→ **What this task involves**
Gather all lines in the entries that include the word "Tracks".
-- Recorded information start --
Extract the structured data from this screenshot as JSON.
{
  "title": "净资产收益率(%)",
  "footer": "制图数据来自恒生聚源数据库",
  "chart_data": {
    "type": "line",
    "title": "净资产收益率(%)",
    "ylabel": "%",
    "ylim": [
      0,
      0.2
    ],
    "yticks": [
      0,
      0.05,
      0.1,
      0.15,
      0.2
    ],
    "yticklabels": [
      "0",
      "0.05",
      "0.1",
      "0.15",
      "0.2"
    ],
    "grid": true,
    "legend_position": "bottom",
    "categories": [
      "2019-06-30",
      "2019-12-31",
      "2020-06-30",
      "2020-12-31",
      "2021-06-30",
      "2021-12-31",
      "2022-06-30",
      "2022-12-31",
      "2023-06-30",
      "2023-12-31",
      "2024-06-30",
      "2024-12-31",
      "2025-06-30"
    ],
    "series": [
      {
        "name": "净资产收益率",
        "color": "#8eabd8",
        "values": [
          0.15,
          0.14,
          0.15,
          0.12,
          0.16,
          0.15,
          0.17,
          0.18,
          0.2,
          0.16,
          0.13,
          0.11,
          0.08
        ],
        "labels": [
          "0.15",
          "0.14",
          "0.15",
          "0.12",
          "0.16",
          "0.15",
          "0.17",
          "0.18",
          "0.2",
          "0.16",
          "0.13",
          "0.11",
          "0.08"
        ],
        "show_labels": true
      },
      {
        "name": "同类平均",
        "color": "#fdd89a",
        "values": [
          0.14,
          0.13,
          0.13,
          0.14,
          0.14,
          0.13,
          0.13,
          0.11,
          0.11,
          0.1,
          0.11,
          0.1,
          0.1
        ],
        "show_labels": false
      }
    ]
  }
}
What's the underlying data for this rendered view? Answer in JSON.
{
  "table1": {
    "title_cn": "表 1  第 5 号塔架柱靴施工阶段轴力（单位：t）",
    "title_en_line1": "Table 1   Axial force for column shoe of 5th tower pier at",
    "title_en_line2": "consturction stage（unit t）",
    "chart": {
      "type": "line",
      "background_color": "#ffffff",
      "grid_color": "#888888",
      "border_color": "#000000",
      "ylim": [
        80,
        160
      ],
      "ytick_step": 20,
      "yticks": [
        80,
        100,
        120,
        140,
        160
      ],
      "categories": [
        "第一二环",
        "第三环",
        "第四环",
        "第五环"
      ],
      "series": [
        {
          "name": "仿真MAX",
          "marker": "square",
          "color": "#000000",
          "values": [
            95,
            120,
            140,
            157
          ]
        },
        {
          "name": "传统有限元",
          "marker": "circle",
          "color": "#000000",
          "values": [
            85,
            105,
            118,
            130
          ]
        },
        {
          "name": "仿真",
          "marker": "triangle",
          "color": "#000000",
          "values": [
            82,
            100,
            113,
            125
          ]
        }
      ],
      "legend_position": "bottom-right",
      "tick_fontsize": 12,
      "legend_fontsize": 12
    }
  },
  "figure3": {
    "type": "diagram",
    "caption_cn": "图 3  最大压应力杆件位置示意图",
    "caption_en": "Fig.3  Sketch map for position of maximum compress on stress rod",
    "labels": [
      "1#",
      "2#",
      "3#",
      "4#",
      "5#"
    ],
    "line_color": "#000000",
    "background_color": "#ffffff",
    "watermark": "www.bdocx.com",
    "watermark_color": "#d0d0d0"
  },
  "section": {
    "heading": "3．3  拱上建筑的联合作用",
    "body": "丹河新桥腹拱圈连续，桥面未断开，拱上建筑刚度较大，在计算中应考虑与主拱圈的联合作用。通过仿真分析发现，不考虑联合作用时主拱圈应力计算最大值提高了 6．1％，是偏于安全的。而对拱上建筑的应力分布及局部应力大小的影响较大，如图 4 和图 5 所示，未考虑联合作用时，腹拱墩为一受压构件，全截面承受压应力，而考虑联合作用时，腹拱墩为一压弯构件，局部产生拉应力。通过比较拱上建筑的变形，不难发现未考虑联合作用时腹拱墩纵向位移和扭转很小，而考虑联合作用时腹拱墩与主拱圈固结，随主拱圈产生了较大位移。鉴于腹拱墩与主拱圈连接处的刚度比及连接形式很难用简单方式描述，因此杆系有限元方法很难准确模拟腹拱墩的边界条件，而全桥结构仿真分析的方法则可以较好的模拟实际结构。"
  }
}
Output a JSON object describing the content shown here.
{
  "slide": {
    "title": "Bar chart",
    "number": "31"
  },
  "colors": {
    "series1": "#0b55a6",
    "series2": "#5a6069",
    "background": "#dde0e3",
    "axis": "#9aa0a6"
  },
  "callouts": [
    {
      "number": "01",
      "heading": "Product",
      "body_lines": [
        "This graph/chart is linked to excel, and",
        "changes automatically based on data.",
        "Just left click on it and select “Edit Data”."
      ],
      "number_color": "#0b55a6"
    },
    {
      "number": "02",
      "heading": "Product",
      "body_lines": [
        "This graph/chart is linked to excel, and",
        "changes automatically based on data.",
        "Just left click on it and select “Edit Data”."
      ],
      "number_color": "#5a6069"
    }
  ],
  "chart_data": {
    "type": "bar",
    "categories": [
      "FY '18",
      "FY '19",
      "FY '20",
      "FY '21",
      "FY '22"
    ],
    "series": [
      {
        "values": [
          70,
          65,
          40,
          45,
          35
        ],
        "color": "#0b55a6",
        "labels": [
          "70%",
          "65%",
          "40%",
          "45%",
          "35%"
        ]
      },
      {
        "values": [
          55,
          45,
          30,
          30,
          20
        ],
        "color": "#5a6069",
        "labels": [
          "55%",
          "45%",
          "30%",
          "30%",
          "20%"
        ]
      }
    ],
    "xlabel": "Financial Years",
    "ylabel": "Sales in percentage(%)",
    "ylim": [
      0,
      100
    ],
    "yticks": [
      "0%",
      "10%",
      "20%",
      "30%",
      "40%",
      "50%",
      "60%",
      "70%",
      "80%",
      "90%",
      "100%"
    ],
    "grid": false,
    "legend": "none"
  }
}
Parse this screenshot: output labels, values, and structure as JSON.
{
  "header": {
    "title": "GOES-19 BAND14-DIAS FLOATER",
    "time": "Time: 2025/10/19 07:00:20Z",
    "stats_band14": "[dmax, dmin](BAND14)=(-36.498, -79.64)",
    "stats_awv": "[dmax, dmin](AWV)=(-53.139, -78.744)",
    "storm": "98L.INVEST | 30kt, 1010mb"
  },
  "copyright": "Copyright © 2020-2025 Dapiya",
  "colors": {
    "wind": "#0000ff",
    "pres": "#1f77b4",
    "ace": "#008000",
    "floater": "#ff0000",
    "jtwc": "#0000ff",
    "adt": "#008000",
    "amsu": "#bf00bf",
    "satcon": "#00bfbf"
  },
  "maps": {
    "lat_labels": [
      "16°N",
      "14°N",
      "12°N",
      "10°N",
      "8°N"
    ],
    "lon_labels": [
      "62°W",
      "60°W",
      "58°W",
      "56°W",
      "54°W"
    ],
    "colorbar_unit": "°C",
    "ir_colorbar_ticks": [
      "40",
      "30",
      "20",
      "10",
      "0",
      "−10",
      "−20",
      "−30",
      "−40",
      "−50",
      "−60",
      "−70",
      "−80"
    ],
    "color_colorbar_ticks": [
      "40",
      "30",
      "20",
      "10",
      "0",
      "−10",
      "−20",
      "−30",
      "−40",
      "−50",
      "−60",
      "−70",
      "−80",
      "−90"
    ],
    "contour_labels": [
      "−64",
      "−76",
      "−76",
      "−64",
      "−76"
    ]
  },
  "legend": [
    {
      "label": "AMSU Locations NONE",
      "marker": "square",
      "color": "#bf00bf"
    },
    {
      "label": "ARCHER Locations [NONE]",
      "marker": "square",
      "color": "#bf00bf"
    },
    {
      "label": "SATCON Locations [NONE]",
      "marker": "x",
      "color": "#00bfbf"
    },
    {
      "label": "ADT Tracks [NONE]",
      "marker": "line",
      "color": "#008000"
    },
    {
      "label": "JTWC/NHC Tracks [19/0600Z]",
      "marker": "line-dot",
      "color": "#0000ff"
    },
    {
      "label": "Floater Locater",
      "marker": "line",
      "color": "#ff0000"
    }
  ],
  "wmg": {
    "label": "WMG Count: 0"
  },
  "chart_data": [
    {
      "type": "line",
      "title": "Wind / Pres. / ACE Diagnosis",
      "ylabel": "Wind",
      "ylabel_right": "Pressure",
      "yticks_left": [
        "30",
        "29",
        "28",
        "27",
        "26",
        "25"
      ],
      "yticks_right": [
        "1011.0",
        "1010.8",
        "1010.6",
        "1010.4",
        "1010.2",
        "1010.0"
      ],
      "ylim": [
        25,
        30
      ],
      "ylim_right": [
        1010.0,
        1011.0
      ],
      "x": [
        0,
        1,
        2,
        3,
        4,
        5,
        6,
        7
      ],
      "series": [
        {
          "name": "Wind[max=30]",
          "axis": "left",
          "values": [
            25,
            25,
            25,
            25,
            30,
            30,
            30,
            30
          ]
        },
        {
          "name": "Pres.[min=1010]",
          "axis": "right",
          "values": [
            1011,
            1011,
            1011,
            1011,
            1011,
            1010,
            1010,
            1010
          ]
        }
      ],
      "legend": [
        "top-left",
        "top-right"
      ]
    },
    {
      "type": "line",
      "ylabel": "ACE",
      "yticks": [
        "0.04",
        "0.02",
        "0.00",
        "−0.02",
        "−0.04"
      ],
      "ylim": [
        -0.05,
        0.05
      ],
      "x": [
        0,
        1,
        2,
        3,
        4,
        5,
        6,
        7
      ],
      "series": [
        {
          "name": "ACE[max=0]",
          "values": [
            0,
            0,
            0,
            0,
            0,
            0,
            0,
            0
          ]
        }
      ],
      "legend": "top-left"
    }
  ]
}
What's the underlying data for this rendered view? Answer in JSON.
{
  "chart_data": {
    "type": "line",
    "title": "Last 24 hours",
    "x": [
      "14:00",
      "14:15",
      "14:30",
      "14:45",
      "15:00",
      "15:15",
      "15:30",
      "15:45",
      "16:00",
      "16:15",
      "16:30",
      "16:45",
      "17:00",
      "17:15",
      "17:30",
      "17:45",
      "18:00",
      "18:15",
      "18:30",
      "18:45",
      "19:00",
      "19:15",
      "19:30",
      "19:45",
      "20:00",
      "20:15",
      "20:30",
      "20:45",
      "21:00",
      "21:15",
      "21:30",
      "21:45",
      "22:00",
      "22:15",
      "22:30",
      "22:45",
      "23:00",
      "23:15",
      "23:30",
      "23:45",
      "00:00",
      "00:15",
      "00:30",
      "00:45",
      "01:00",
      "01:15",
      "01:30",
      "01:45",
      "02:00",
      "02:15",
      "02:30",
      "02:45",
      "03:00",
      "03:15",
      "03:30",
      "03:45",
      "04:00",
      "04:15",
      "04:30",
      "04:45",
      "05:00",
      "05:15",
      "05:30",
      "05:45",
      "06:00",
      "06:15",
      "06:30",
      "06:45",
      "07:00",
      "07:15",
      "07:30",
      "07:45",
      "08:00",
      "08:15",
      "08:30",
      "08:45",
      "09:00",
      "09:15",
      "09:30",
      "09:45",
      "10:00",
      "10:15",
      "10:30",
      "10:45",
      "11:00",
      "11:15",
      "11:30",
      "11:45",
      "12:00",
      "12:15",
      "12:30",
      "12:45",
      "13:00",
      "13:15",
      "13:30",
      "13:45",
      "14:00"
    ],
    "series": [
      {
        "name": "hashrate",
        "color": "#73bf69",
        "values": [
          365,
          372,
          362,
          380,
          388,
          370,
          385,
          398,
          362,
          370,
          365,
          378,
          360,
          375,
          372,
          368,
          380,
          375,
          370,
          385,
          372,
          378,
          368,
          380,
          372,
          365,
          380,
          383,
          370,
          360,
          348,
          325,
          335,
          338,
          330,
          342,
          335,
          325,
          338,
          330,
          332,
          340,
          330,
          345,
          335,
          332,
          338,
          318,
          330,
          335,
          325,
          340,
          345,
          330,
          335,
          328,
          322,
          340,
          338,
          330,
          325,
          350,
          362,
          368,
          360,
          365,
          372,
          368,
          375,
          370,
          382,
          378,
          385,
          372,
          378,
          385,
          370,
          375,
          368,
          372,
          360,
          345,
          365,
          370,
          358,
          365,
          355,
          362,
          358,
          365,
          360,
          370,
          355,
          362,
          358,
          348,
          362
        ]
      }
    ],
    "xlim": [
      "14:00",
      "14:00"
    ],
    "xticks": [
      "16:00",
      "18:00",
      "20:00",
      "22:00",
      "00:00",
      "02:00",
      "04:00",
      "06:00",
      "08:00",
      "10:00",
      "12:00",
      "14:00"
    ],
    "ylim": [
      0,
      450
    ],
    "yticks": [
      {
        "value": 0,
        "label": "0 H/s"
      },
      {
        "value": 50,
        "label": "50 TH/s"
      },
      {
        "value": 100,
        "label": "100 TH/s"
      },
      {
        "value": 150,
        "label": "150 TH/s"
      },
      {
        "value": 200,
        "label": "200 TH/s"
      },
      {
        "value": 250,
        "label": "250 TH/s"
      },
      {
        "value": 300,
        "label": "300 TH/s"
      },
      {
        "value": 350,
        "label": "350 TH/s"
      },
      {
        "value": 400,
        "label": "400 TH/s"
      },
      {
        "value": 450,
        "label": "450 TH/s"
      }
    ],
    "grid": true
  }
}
-- Recorded information end --
→ **Response below**
      "label": "ADT Tracks [NONE]",
      "label": "JTWC/NHC Tracks [19/0600Z]",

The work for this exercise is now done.